::: Records for the task
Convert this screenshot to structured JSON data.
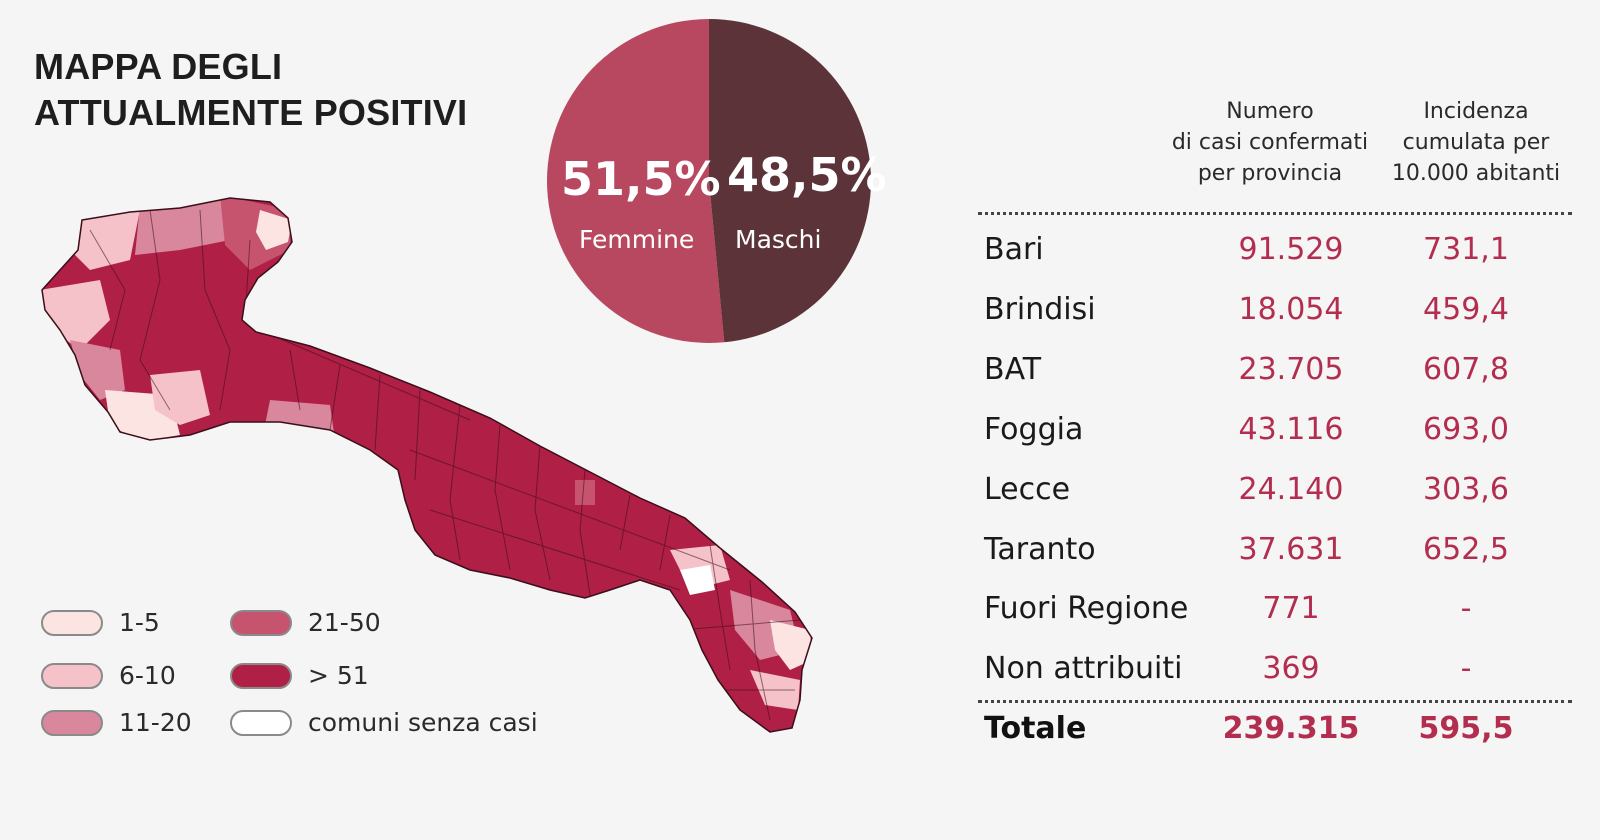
{
  "title": {
    "line1": "MAPPA DEGLI",
    "line2": "ATTUALMENTE POSITIVI"
  },
  "pie": {
    "femmine": {
      "pct": "51,5%",
      "label": "Femmine",
      "value": 51.5,
      "color": "#b84860"
    },
    "maschi": {
      "pct": "48,5%",
      "label": "Maschi",
      "value": 48.5,
      "color": "#5c3338"
    }
  },
  "legend": [
    {
      "label": "1-5",
      "color": "#fbe4e2"
    },
    {
      "label": "6-10",
      "color": "#f4c2c8"
    },
    {
      "label": "11-20",
      "color": "#d8879c"
    },
    {
      "label": "21-50",
      "color": "#c7546f"
    },
    {
      "label": "> 51",
      "color": "#b01f45"
    },
    {
      "label": "comuni senza casi",
      "color": "#ffffff"
    }
  ],
  "table": {
    "headers": {
      "col1": [
        "Numero",
        "di casi confermati",
        "per provincia"
      ],
      "col2": [
        "Incidenza",
        "cumulata per",
        "10.000 abitanti"
      ]
    },
    "rows": [
      {
        "name": "Bari",
        "cases": "91.529",
        "incidence": "731,1"
      },
      {
        "name": "Brindisi",
        "cases": "18.054",
        "incidence": "459,4"
      },
      {
        "name": "BAT",
        "cases": "23.705",
        "incidence": "607,8"
      },
      {
        "name": "Foggia",
        "cases": "43.116",
        "incidence": "693,0"
      },
      {
        "name": "Lecce",
        "cases": "24.140",
        "incidence": "303,6"
      },
      {
        "name": "Taranto",
        "cases": "37.631",
        "incidence": "652,5"
      },
      {
        "name": "Fuori Regione",
        "cases": "771",
        "incidence": "-"
      },
      {
        "name": "Non attribuiti",
        "cases": "369",
        "incidence": "-"
      }
    ],
    "total": {
      "name": "Totale",
      "cases": "239.315",
      "incidence": "595,5"
    }
  }
}
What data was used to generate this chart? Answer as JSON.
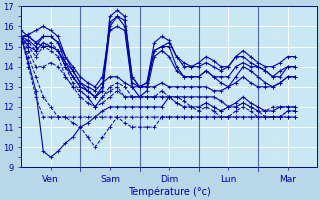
{
  "xlabel": "Température (°c)",
  "ylim": [
    9,
    17
  ],
  "yticks": [
    9,
    10,
    11,
    12,
    13,
    14,
    15,
    16,
    17
  ],
  "xtick_labels": [
    "Ven",
    "Sam",
    "Dim",
    "Lun",
    "Mar"
  ],
  "background_color": "#b8d8e8",
  "plot_bg_color": "#c8e8f4",
  "grid_color": "#ffffff",
  "minor_grid_color": "#d8eef8",
  "line_color": "#0000bb",
  "figsize": [
    3.2,
    2.0
  ],
  "dpi": 100,
  "n_days": 5,
  "hours_per_day": 24,
  "series": [
    [
      0,
      15.5,
      3,
      15.6,
      6,
      15.8,
      9,
      16.0,
      12,
      15.8,
      15,
      15.5,
      18,
      14.5,
      21,
      14.0,
      24,
      13.5,
      27,
      13.2,
      30,
      13.0,
      33,
      13.5,
      36,
      16.0,
      39,
      16.5,
      42,
      16.3,
      45,
      13.5,
      48,
      13.0,
      51,
      13.2,
      54,
      14.8,
      57,
      15.0,
      60,
      15.2,
      63,
      14.5,
      66,
      14.2,
      69,
      14.0,
      72,
      14.2,
      75,
      14.5,
      78,
      14.3,
      81,
      14.0,
      84,
      14.0,
      87,
      14.5,
      90,
      14.8,
      93,
      14.5,
      96,
      14.2,
      99,
      14.0,
      102,
      14.0,
      105,
      14.2,
      108,
      14.5,
      111,
      14.5
    ],
    [
      0,
      15.5,
      3,
      15.3,
      6,
      15.0,
      9,
      15.5,
      12,
      15.5,
      15,
      15.2,
      18,
      14.2,
      21,
      13.5,
      24,
      13.0,
      27,
      12.8,
      30,
      12.5,
      33,
      13.0,
      36,
      16.2,
      39,
      16.5,
      42,
      16.0,
      45,
      13.2,
      48,
      13.0,
      51,
      13.0,
      54,
      14.8,
      57,
      15.0,
      60,
      15.0,
      63,
      14.0,
      66,
      13.5,
      69,
      13.5,
      72,
      13.5,
      75,
      13.8,
      78,
      13.5,
      81,
      13.2,
      84,
      13.0,
      87,
      13.5,
      90,
      14.0,
      93,
      13.8,
      96,
      13.5,
      99,
      13.2,
      102,
      13.0,
      105,
      13.2,
      108,
      13.5,
      111,
      13.5
    ],
    [
      0,
      15.5,
      3,
      15.0,
      6,
      14.5,
      9,
      15.0,
      12,
      14.8,
      15,
      14.5,
      18,
      13.5,
      21,
      13.0,
      24,
      12.5,
      27,
      12.2,
      30,
      12.0,
      33,
      12.2,
      36,
      12.5,
      39,
      12.8,
      42,
      12.5,
      45,
      12.5,
      48,
      12.5,
      51,
      12.5,
      54,
      12.5,
      57,
      12.5,
      60,
      12.5,
      63,
      12.5,
      66,
      12.3,
      69,
      12.0,
      72,
      12.0,
      75,
      12.2,
      78,
      12.0,
      81,
      11.8,
      84,
      12.0,
      87,
      12.0,
      90,
      12.2,
      93,
      12.0,
      96,
      11.8,
      99,
      11.8,
      102,
      12.0,
      105,
      12.0,
      108,
      12.0,
      111,
      12.0
    ],
    [
      0,
      15.5,
      3,
      15.0,
      6,
      14.8,
      9,
      15.2,
      12,
      15.0,
      15,
      14.8,
      18,
      14.0,
      21,
      13.5,
      24,
      13.0,
      27,
      12.8,
      30,
      12.5,
      33,
      12.8,
      36,
      16.5,
      39,
      16.8,
      42,
      16.5,
      45,
      13.5,
      48,
      13.0,
      51,
      13.2,
      54,
      15.2,
      57,
      15.5,
      60,
      15.3,
      63,
      14.5,
      66,
      14.0,
      69,
      14.0,
      72,
      14.0,
      75,
      14.2,
      78,
      14.0,
      81,
      13.8,
      84,
      14.0,
      87,
      14.5,
      90,
      14.5,
      93,
      14.2,
      96,
      14.0,
      99,
      13.8,
      102,
      13.5,
      105,
      13.8,
      108,
      14.0,
      111,
      14.0
    ],
    [
      0,
      15.5,
      3,
      15.2,
      6,
      14.8,
      9,
      15.0,
      12,
      15.2,
      15,
      14.8,
      18,
      14.0,
      21,
      13.2,
      24,
      12.8,
      27,
      12.5,
      30,
      12.0,
      33,
      12.5,
      36,
      12.8,
      39,
      13.0,
      42,
      12.5,
      45,
      12.5,
      48,
      12.5,
      51,
      12.5,
      54,
      12.5,
      57,
      12.8,
      60,
      12.5,
      63,
      12.2,
      66,
      12.0,
      69,
      12.0,
      72,
      12.0,
      75,
      12.2,
      78,
      12.0,
      81,
      11.8,
      84,
      12.0,
      87,
      12.0,
      90,
      12.2,
      93,
      12.0,
      96,
      11.8,
      99,
      11.5,
      102,
      11.5,
      105,
      11.5,
      108,
      11.8,
      111,
      11.8
    ],
    [
      0,
      15.5,
      3,
      15.5,
      6,
      15.2,
      9,
      15.5,
      12,
      15.5,
      15,
      15.2,
      18,
      14.5,
      21,
      13.8,
      24,
      13.2,
      27,
      13.0,
      30,
      12.8,
      33,
      13.2,
      36,
      13.5,
      39,
      13.5,
      42,
      13.2,
      45,
      13.0,
      48,
      13.0,
      51,
      13.0,
      54,
      13.0,
      57,
      13.2,
      60,
      13.0,
      63,
      13.0,
      66,
      13.0,
      69,
      13.0,
      72,
      13.0,
      75,
      13.0,
      78,
      12.8,
      81,
      12.8,
      84,
      13.0,
      87,
      13.2,
      90,
      13.5,
      93,
      13.2,
      96,
      13.0,
      99,
      13.0,
      102,
      13.0,
      105,
      13.2,
      108,
      13.5,
      111,
      13.5
    ],
    [
      0,
      15.5,
      3,
      14.5,
      6,
      13.5,
      9,
      12.5,
      12,
      12.0,
      15,
      11.5,
      18,
      11.5,
      21,
      11.2,
      24,
      11.0,
      27,
      10.5,
      30,
      10.0,
      33,
      10.5,
      36,
      11.0,
      39,
      11.5,
      42,
      11.2,
      45,
      11.0,
      48,
      11.0,
      51,
      11.0,
      54,
      11.0,
      57,
      11.5,
      60,
      11.5,
      63,
      11.5,
      66,
      11.5,
      69,
      11.5,
      72,
      11.5,
      75,
      11.5,
      78,
      11.5,
      81,
      11.5,
      84,
      11.5,
      87,
      11.5,
      90,
      11.5,
      93,
      11.5,
      96,
      11.5,
      99,
      11.5,
      102,
      11.5,
      105,
      11.5,
      108,
      11.5,
      111,
      11.5
    ],
    [
      0,
      15.5,
      3,
      14.0,
      6,
      12.5,
      9,
      11.5,
      12,
      11.5,
      15,
      11.5,
      18,
      11.5,
      21,
      11.5,
      24,
      11.5,
      27,
      11.5,
      30,
      11.5,
      33,
      11.5,
      36,
      11.5,
      39,
      11.5,
      42,
      11.5,
      45,
      11.5,
      48,
      11.5,
      51,
      11.5,
      54,
      11.5,
      57,
      11.5,
      60,
      11.5,
      63,
      11.5,
      66,
      11.5,
      69,
      11.5,
      72,
      11.5,
      75,
      11.5,
      78,
      11.5,
      81,
      11.5,
      84,
      11.5,
      87,
      11.5,
      90,
      11.5,
      93,
      11.5,
      96,
      11.5,
      99,
      11.5,
      102,
      11.5,
      105,
      11.5,
      108,
      11.5,
      111,
      11.5
    ],
    [
      0,
      15.8,
      3,
      15.5,
      6,
      15.2,
      9,
      15.0,
      12,
      15.0,
      15,
      14.8,
      18,
      14.2,
      21,
      13.8,
      24,
      13.2,
      27,
      12.8,
      30,
      12.5,
      33,
      12.8,
      36,
      15.8,
      39,
      16.0,
      42,
      15.8,
      45,
      13.0,
      48,
      12.5,
      51,
      12.8,
      54,
      14.5,
      57,
      14.8,
      60,
      14.5,
      63,
      13.8,
      66,
      13.5,
      69,
      13.5,
      72,
      13.5,
      75,
      13.8,
      78,
      13.5,
      81,
      13.5,
      84,
      13.5,
      87,
      14.0,
      90,
      14.2,
      93,
      14.0,
      96,
      14.0,
      99,
      13.8,
      102,
      13.5,
      105,
      13.5,
      108,
      14.0,
      111,
      14.0
    ],
    [
      0,
      15.5,
      3,
      14.8,
      6,
      14.0,
      9,
      14.0,
      12,
      14.2,
      15,
      14.0,
      18,
      13.5,
      21,
      13.0,
      24,
      12.8,
      27,
      12.5,
      30,
      12.0,
      33,
      12.5,
      36,
      13.0,
      39,
      13.2,
      42,
      13.0,
      45,
      12.5,
      48,
      12.5,
      51,
      12.5,
      54,
      12.5,
      57,
      12.5,
      60,
      12.5,
      63,
      12.2,
      66,
      12.0,
      69,
      12.0,
      72,
      11.8,
      75,
      12.0,
      78,
      11.8,
      81,
      11.5,
      84,
      11.5,
      87,
      11.8,
      90,
      12.0,
      93,
      11.8,
      96,
      11.5,
      99,
      11.5,
      102,
      11.5,
      105,
      11.5,
      108,
      11.8,
      111,
      11.8
    ],
    [
      0,
      15.5,
      3,
      14.2,
      6,
      12.8,
      9,
      9.8,
      12,
      9.5,
      15,
      9.8,
      18,
      10.2,
      21,
      10.5,
      24,
      11.0,
      27,
      11.2,
      30,
      11.5,
      33,
      11.8,
      36,
      12.0,
      39,
      12.0,
      42,
      12.0,
      45,
      12.0,
      48,
      12.0,
      51,
      12.0,
      54,
      12.0,
      57,
      12.0,
      60,
      12.5,
      63,
      12.5,
      66,
      12.5,
      69,
      12.5,
      72,
      12.5,
      75,
      12.5,
      78,
      12.5,
      81,
      12.3,
      84,
      12.0,
      87,
      12.2,
      90,
      12.5,
      93,
      12.2,
      96,
      12.0,
      99,
      11.8,
      102,
      11.8,
      105,
      12.0,
      108,
      12.0,
      111,
      12.0
    ]
  ],
  "series_styles": [
    {
      "ls": "-",
      "lw": 0.8
    },
    {
      "ls": "-",
      "lw": 0.8
    },
    {
      "ls": "--",
      "lw": 0.7
    },
    {
      "ls": "-",
      "lw": 0.8
    },
    {
      "ls": "--",
      "lw": 0.7
    },
    {
      "ls": "-",
      "lw": 0.8
    },
    {
      "ls": "--",
      "lw": 0.7
    },
    {
      "ls": "--",
      "lw": 0.7
    },
    {
      "ls": "-",
      "lw": 0.8
    },
    {
      "ls": "--",
      "lw": 0.7
    },
    {
      "ls": "-",
      "lw": 0.8
    }
  ],
  "day_boundaries": [
    0,
    24,
    48,
    72,
    96,
    120
  ],
  "vline_color": "#5566aa"
}
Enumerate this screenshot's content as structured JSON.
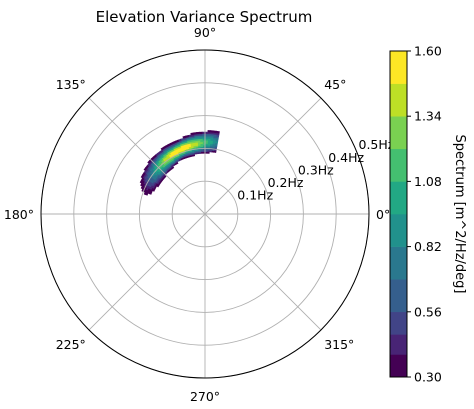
{
  "chart_data": {
    "type": "heatmap",
    "projection": "polar",
    "title": "Elevation Variance Spectrum",
    "theta_ticks": [
      {
        "deg": 0,
        "label": "0°"
      },
      {
        "deg": 45,
        "label": "45°"
      },
      {
        "deg": 90,
        "label": "90°"
      },
      {
        "deg": 135,
        "label": "135°"
      },
      {
        "deg": 180,
        "label": "180°"
      },
      {
        "deg": 225,
        "label": "225°"
      },
      {
        "deg": 270,
        "label": "270°"
      },
      {
        "deg": 315,
        "label": "315°"
      }
    ],
    "r_ticks": [
      {
        "value": 0.1,
        "label": "0.1Hz"
      },
      {
        "value": 0.2,
        "label": "0.2Hz"
      },
      {
        "value": 0.3,
        "label": "0.3Hz"
      },
      {
        "value": 0.4,
        "label": "0.4Hz"
      },
      {
        "value": 0.5,
        "label": "0.5Hz"
      }
    ],
    "r_range": [
      0,
      0.5
    ],
    "r_label_angle_deg": 22.5,
    "grid": true,
    "colormap": "viridis",
    "color_levels": [
      0.3,
      0.39,
      0.47,
      0.56,
      0.69,
      0.82,
      0.95,
      1.08,
      1.21,
      1.34,
      1.47,
      1.6
    ],
    "colorbar": {
      "label": "Spectrum [m^2/Hz/deg]",
      "range": [
        0.3,
        1.6
      ],
      "ticks": [
        {
          "value": 0.3,
          "label": "0.30"
        },
        {
          "value": 0.56,
          "label": "0.56"
        },
        {
          "value": 0.82,
          "label": "0.82"
        },
        {
          "value": 1.08,
          "label": "1.08"
        },
        {
          "value": 1.34,
          "label": "1.34"
        },
        {
          "value": 1.6,
          "label": "1.60"
        }
      ]
    },
    "spectrum": {
      "peak_frequency_hz": 0.21,
      "peak_direction_deg": 112,
      "peak_value": 1.6,
      "direction_extent_deg": [
        80,
        165
      ],
      "frequency_extent_hz": [
        0.15,
        0.29
      ],
      "threshold": 0.3
    }
  }
}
::::::
#### Task:
Pull every line containing "screenshot" from the data.

#### The output:
Convert this screenshot to structured JSON data.
Enumerate this screenshot's content as structured JSON.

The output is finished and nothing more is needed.